*DATA IN THIS EXERCISE*

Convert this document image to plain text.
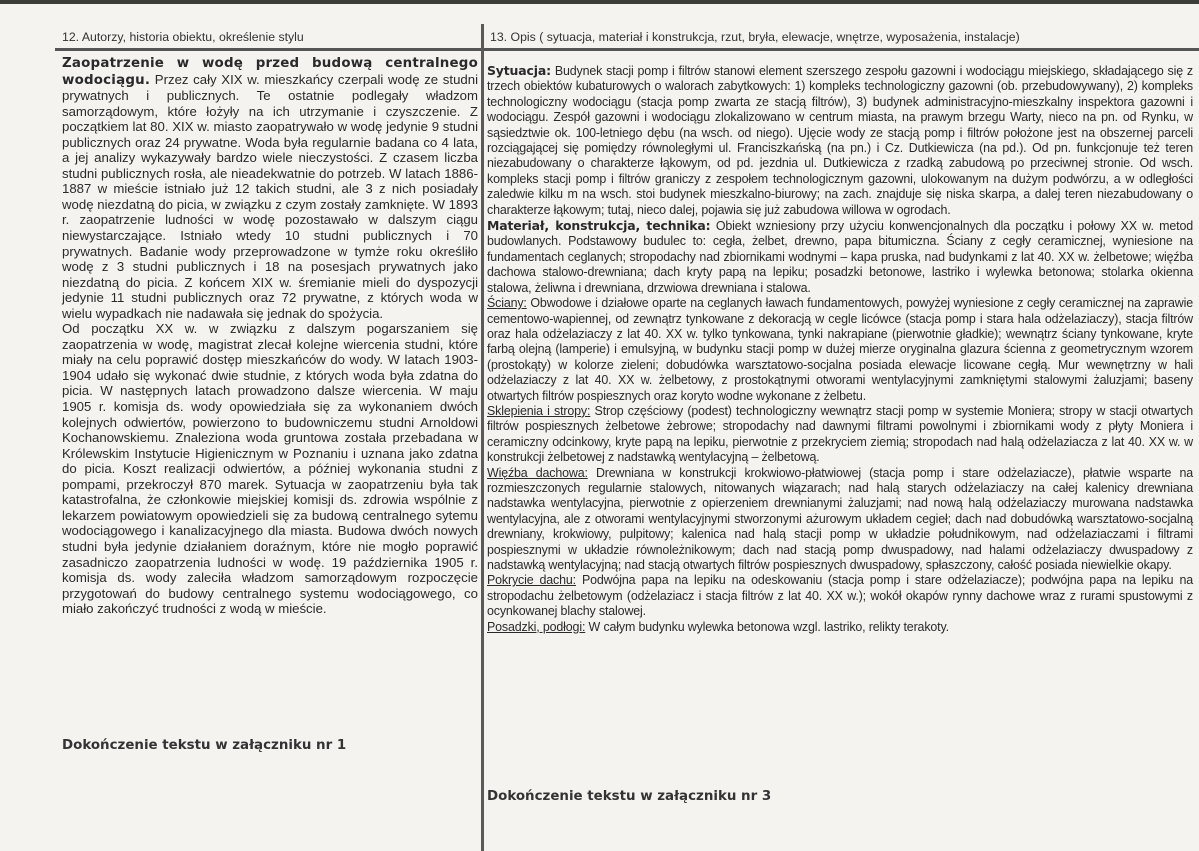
12. Autorzy, historia obiektu, określenie stylu	13. Opis ( sytuacja, materiał i konstrukcja, rzut, bryła, elewacje, wnętrze, wyposażenia, instalacje)

Zaopatrzenie w wodę przed budową centralnego wodociągu. Przez cały XIX w. mieszkańcy czerpali wodę ze studni prywatnych i publicznych. Te ostatnie podlegały władzom samorządowym, które łożyły na ich utrzymanie i czyszczenie. Z początkiem lat 80. XIX w. miasto zaopatrywało w wodę jedynie 9 studni publicznych oraz 24 prywatne. Woda była regularnie badana co 4 lata, a jej analizy wykazywały bardzo wiele nieczystości. Z czasem liczba studni publicznych rosła, ale nieadekwatnie do potrzeb. W latach 1886-1887 w mieście istniało już 12 takich studni, ale 3 z nich posiadały wodę niezdatną do picia, w związku z czym zostały zamknięte. W 1893 r. zaopatrzenie ludności w wodę pozostawało w dalszym ciągu niewystarczające. Istniało wtedy 10 studni publicznych i 70 prywatnych. Badanie wody przeprowadzone w tymże roku określiło wodę z 3 studni publicznych i 18 na posesjach prywatnych jako niezdatną do picia. Z końcem XIX w. śremianie mieli do dyspozycji jedynie 11 studni publicznych oraz 72 prywatne, z których woda w wielu wypadkach nie nadawała się jednak do spożycia.

Od początku XX w. w związku z dalszym pogarszaniem się zaopatrzenia w wodę, magistrat zlecał kolejne wiercenia studni, które miały na celu poprawić dostęp mieszkańców do wody. W latach 1903-1904 udało się wykonać dwie studnie, z których woda była zdatna do picia. W następnych latach prowadzono dalsze wiercenia. W maju 1905 r. komisja ds. wody opowiedziała się za wykonaniem dwóch kolejnych odwiertów, powierzono to budowniczemu studni Arnoldowi Kochanowskiemu. Znaleziona woda gruntowa została przebadana w Królewskim Instytucie Higienicznym w Poznaniu i uznana jako zdatna do picia. Koszt realizacji odwiertów, a później wykonania studni z pompami, przekroczył 870 marek. Sytuacja w zaopatrzeniu była tak katastrofalna, że członkowie miejskiej komisji ds. zdrowia wspólnie z lekarzem powiatowym opowiedzieli się za budową centralnego sytemu wodociągowego i kanalizacyjnego dla miasta. Budowa dwóch nowych studni była jedynie działaniem doraźnym, które nie mogło poprawić zasadniczo zaopatrzenia ludności w wodę. 19 października 1905 r. komisja ds. wody zaleciła władzom samorządowym rozpoczęcie przygotowań do budowy centralnego systemu wodociągowego, co miało zakończyć trudności z wodą w mieście.

Dokończenie tekstu w załączniku nr 1

Sytuacja: Budynek stacji pomp i filtrów stanowi element szerszego zespołu gazowni i wodociągu miejskiego, składającego się z trzech obiektów kubaturowych o walorach zabytkowych: 1) kompleks technologiczny gazowni (ob. przebudowywany), 2) kompleks technologiczny wodociągu (stacja pomp zwarta ze stacją filtrów), 3) budynek administracyjno-mieszkalny inspektora gazowni i wodociągu. Zespół gazowni i wodociągu zlokalizowano w centrum miasta, na prawym brzegu Warty, nieco na pn. od Rynku, w sąsiedztwie ok. 100-letniego dębu (na wsch. od niego). Ujęcie wody ze stacją pomp i filtrów położone jest na obszernej parceli rozciągającej się pomiędzy równoległymi ul. Franciszkańską (na pn.) i Cz. Dutkiewicza (na pd.). Od pn. funkcjonuje też teren niezabudowany o charakterze łąkowym, od pd. jezdnia ul. Dutkiewicza z rzadką zabudową po przeciwnej stronie. Od wsch. kompleks stacji pomp i filtrów graniczy z zespołem technologicznym gazowni, ulokowanym na dużym podwórzu, a w odległości zaledwie kilku m na wsch. stoi budynek mieszkalno-biurowy; na zach. znajduje się niska skarpa, a dalej teren niezabudowany o charakterze łąkowym; tutaj, nieco dalej, pojawia się już zabudowa willowa w ogrodach.

Materiał, konstrukcja, technika: Obiekt wzniesiony przy użyciu konwencjonalnych dla początku i połowy XX w. metod budowlanych. Podstawowy budulec to: cegła, żelbet, drewno, papa bitumiczna. Ściany z cegły ceramicznej, wyniesione na fundamentach ceglanych; stropodachy nad zbiornikami wodnymi – kapa pruska, nad budynkami z lat 40. XX w. żelbetowe; więźba dachowa stalowo-drewniana; dach kryty papą na lepiku; posadzki betonowe, lastriko i wylewka betonowa; stolarka okienna stalowa, żeliwna i drewniana, drzwiowa drewniana i stalowa.

Ściany: Obwodowe i działowe oparte na ceglanych ławach fundamentowych, powyżej wyniesione z cegły ceramicznej na zaprawie cementowo-wapiennej, od zewnątrz tynkowane z dekoracją w cegle licówce (stacja pomp i stara hala odżelaziaczy), stacja filtrów oraz hala odżelaziaczy z lat 40. XX w. tylko tynkowana, tynki nakrapiane (pierwotnie gładkie); wewnątrz ściany tynkowane, kryte farbą olejną (lamperie) i emulsyjną, w budynku stacji pomp w dużej mierze oryginalna glazura ścienna z geometrycznym wzorem (prostokąty) w kolorze zieleni; dobudówka warsztatowo-socjalna posiada elewacje licowane cegłą. Mur wewnętrzny w hali odżelaziaczy z lat 40. XX w. żelbetowy, z prostokątnymi otworami wentylacyjnymi zamkniętymi stalowymi żaluzjami; baseny otwartych filtrów pospiesznych oraz koryto wodne wykonane z żelbetu.

Sklepienia i stropy: Strop częściowy (podest) technologiczny wewnątrz stacji pomp w systemie Moniera; stropy w stacji otwartych filtrów pospiesznych żelbetowe żebrowe; stropodachy nad dawnymi filtrami powolnymi i zbiornikami wody z płyty Moniera i ceramiczny odcinkowy, kryte papą na lepiku, pierwotnie z przekryciem ziemią; stropodach nad halą odżelaziacza z lat 40. XX w. w konstrukcji żelbetowej z nadstawką wentylacyjną – żelbetową.

Więźba dachowa: Drewniana w konstrukcji krokwiowo-płatwiowej (stacja pomp i stare odżelaziacze), płatwie wsparte na rozmieszczonych regularnie stalowych, nitowanych wiązarach; nad halą starych odżelaziaczy na całej kalenicy drewniana nadstawka wentylacyjna, pierwotnie z opierzeniem drewnianymi żaluzjami; nad nową halą odżelaziaczy murowana nadstawka wentylacyjna, ale z otworami wentylacyjnymi stworzonymi ażurowym układem cegieł; dach nad dobudówką warsztatowo-socjalną drewniany, krokwiowy, pulpitowy; kalenica nad halą stacji pomp w układzie południkowym, nad odżelaziaczami i filtrami pospiesznymi w układzie równoleżnikowym; dach nad stacją pomp dwuspadowy, nad halami odżelaziaczy dwuspadowy z nadstawką wentylacyjną; nad stacją otwartych filtrów pospiesznych dwuspadowy, spłaszczony, całość posiada niewielkie okapy.

Pokrycie dachu: Podwójna papa na lepiku na odeskowaniu (stacja pomp i stare odżelaziacze); podwójna papa na lepiku na stropodachu żelbetowym (odżelaziacz i stacja filtrów z lat 40. XX w.); wokół okapów rynny dachowe wraz z rurami spustowymi z ocynkowanej blachy stalowej.

Posadzki, podłogi: W całym budynku wylewka betonowa wzgl. lastriko, relikty terakoty.

Dokończenie tekstu w załączniku nr 3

*EXERCISE PROMPT*
Transcribe the material exactly, keeping every word and none of the pictures.

*SOLUTION BELOW*
Convert this document image to plain text.
12. Autorzy, historia obiektu, określenie stylu	13. Opis ( sytuacja, materiał i konstrukcja, rzut, bryła, elewacje, wnętrze, wyposażenia, instalacje)

Zaopatrzenie w wodę przed budową centralnego wodociągu. Przez cały XIX w. mieszkańcy czerpali wodę ze studni prywatnych i publicznych. Te ostatnie podlegały władzom samorządowym, które łożyły na ich utrzymanie i czyszczenie. Z początkiem lat 80. XIX w. miasto zaopatrywało w wodę jedynie 9 studni publicznych oraz 24 prywatne. Woda była regularnie badana co 4 lata, a jej analizy wykazywały bardzo wiele nieczystości. Z czasem liczba studni publicznych rosła, ale nieadekwatnie do potrzeb. W latach 1886-1887 w mieście istniało już 12 takich studni, ale 3 z nich posiadały wodę niezdatną do picia, w związku z czym zostały zamknięte. W 1893 r. zaopatrzenie ludności w wodę pozostawało w dalszym ciągu niewystarczające. Istniało wtedy 10 studni publicznych i 70 prywatnych. Badanie wody przeprowadzone w tymże roku określiło wodę z 3 studni publicznych i 18 na posesjach prywatnych jako niezdatną do picia. Z końcem XIX w. śremianie mieli do dyspozycji jedynie 11 studni publicznych oraz 72 prywatne, z których woda w wielu wypadkach nie nadawała się jednak do spożycia.

Od początku XX w. w związku z dalszym pogarszaniem się zaopatrzenia w wodę, magistrat zlecał kolejne wiercenia studni, które miały na celu poprawić dostęp mieszkańców do wody. W latach 1903-1904 udało się wykonać dwie studnie, z których woda była zdatna do picia. W następnych latach prowadzono dalsze wiercenia. W maju 1905 r. komisja ds. wody opowiedziała się za wykonaniem dwóch kolejnych odwiertów, powierzono to budowniczemu studni Arnoldowi Kochanowskiemu. Znaleziona woda gruntowa została przebadana w Królewskim Instytucie Higienicznym w Poznaniu i uznana jako zdatna do picia. Koszt realizacji odwiertów, a później wykonania studni z pompami, przekroczył 870 marek. Sytuacja w zaopatrzeniu była tak katastrofalna, że członkowie miejskiej komisji ds. zdrowia wspólnie z lekarzem powiatowym opowiedzieli się za budową centralnego sytemu wodociągowego i kanalizacyjnego dla miasta. Budowa dwóch nowych studni była jedynie działaniem doraźnym, które nie mogło poprawić zasadniczo zaopatrzenia ludności w wodę. 19 października 1905 r. komisja ds. wody zaleciła władzom samorządowym rozpoczęcie przygotowań do budowy centralnego systemu wodociągowego, co miało zakończyć trudności z wodą w mieście.

Dokończenie tekstu w załączniku nr 1

Sytuacja: Budynek stacji pomp i filtrów stanowi element szerszego zespołu gazowni i wodociągu miejskiego, składającego się z trzech obiektów kubaturowych o walorach zabytkowych: 1) kompleks technologiczny gazowni (ob. przebudowywany), 2) kompleks technologiczny wodociągu (stacja pomp zwarta ze stacją filtrów), 3) budynek administracyjno-mieszkalny inspektora gazowni i wodociągu. Zespół gazowni i wodociągu zlokalizowano w centrum miasta, na prawym brzegu Warty, nieco na pn. od Rynku, w sąsiedztwie ok. 100-letniego dębu (na wsch. od niego). Ujęcie wody ze stacją pomp i filtrów położone jest na obszernej parceli rozciągającej się pomiędzy równoległymi ul. Franciszkańską (na pn.) i Cz. Dutkiewicza (na pd.). Od pn. funkcjonuje też teren niezabudowany o charakterze łąkowym, od pd. jezdnia ul. Dutkiewicza z rzadką zabudową po przeciwnej stronie. Od wsch. kompleks stacji pomp i filtrów graniczy z zespołem technologicznym gazowni, ulokowanym na dużym podwórzu, a w odległości zaledwie kilku m na wsch. stoi budynek mieszkalno-biurowy; na zach. znajduje się niska skarpa, a dalej teren niezabudowany o charakterze łąkowym; tutaj, nieco dalej, pojawia się już zabudowa willowa w ogrodach.

Materiał, konstrukcja, technika: Obiekt wzniesiony przy użyciu konwencjonalnych dla początku i połowy XX w. metod budowlanych. Podstawowy budulec to: cegła, żelbet, drewno, papa bitumiczna. Ściany z cegły ceramicznej, wyniesione na fundamentach ceglanych; stropodachy nad zbiornikami wodnymi – kapa pruska, nad budynkami z lat 40. XX w. żelbetowe; więźba dachowa stalowo-drewniana; dach kryty papą na lepiku; posadzki betonowe, lastriko i wylewka betonowa; stolarka okienna stalowa, żeliwna i drewniana, drzwiowa drewniana i stalowa.

Ściany: Obwodowe i działowe oparte na ceglanych ławach fundamentowych, powyżej wyniesione z cegły ceramicznej na zaprawie cementowo-wapiennej, od zewnątrz tynkowane z dekoracją w cegle licówce (stacja pomp i stara hala odżelaziaczy), stacja filtrów oraz hala odżelaziaczy z lat 40. XX w. tylko tynkowana, tynki nakrapiane (pierwotnie gładkie); wewnątrz ściany tynkowane, kryte farbą olejną (lamperie) i emulsyjną, w budynku stacji pomp w dużej mierze oryginalna glazura ścienna z geometrycznym wzorem (prostokąty) w kolorze zieleni; dobudówka warsztatowo-socjalna posiada elewacje licowane cegłą. Mur wewnętrzny w hali odżelaziaczy z lat 40. XX w. żelbetowy, z prostokątnymi otworami wentylacyjnymi zamkniętymi stalowymi żaluzjami; baseny otwartych filtrów pospiesznych oraz koryto wodne wykonane z żelbetu.

Sklepienia i stropy: Strop częściowy (podest) technologiczny wewnątrz stacji pomp w systemie Moniera; stropy w stacji otwartych filtrów pospiesznych żelbetowe żebrowe; stropodachy nad dawnymi filtrami powolnymi i zbiornikami wody z płyty Moniera i ceramiczny odcinkowy, kryte papą na lepiku, pierwotnie z przekryciem ziemią; stropodach nad halą odżelaziacza z lat 40. XX w. w konstrukcji żelbetowej z nadstawką wentylacyjną – żelbetową.

Więźba dachowa: Drewniana w konstrukcji krokwiowo-płatwiowej (stacja pomp i stare odżelaziacze), płatwie wsparte na rozmieszczonych regularnie stalowych, nitowanych wiązarach; nad halą starych odżelaziaczy na całej kalenicy drewniana nadstawka wentylacyjna, pierwotnie z opierzeniem drewnianymi żaluzjami; nad nową halą odżelaziaczy murowana nadstawka wentylacyjna, ale z otworami wentylacyjnymi stworzonymi ażurowym układem cegieł; dach nad dobudówką warsztatowo-socjalną drewniany, krokwiowy, pulpitowy; kalenica nad halą stacji pomp w układzie południkowym, nad odżelaziaczami i filtrami pospiesznymi w układzie równoleżnikowym; dach nad stacją pomp dwuspadowy, nad halami odżelaziaczy dwuspadowy z nadstawką wentylacyjną; nad stacją otwartych filtrów pospiesznych dwuspadowy, spłaszczony, całość posiada niewielkie okapy.

Pokrycie dachu: Podwójna papa na lepiku na odeskowaniu (stacja pomp i stare odżelaziacze); podwójna papa na lepiku na stropodachu żelbetowym (odżelaziacz i stacja filtrów z lat 40. XX w.); wokół okapów rynny dachowe wraz z rurami spustowymi z ocynkowanej blachy stalowej.

Posadzki, podłogi: W całym budynku wylewka betonowa wzgl. lastriko, relikty terakoty.

Dokończenie tekstu w załączniku nr 3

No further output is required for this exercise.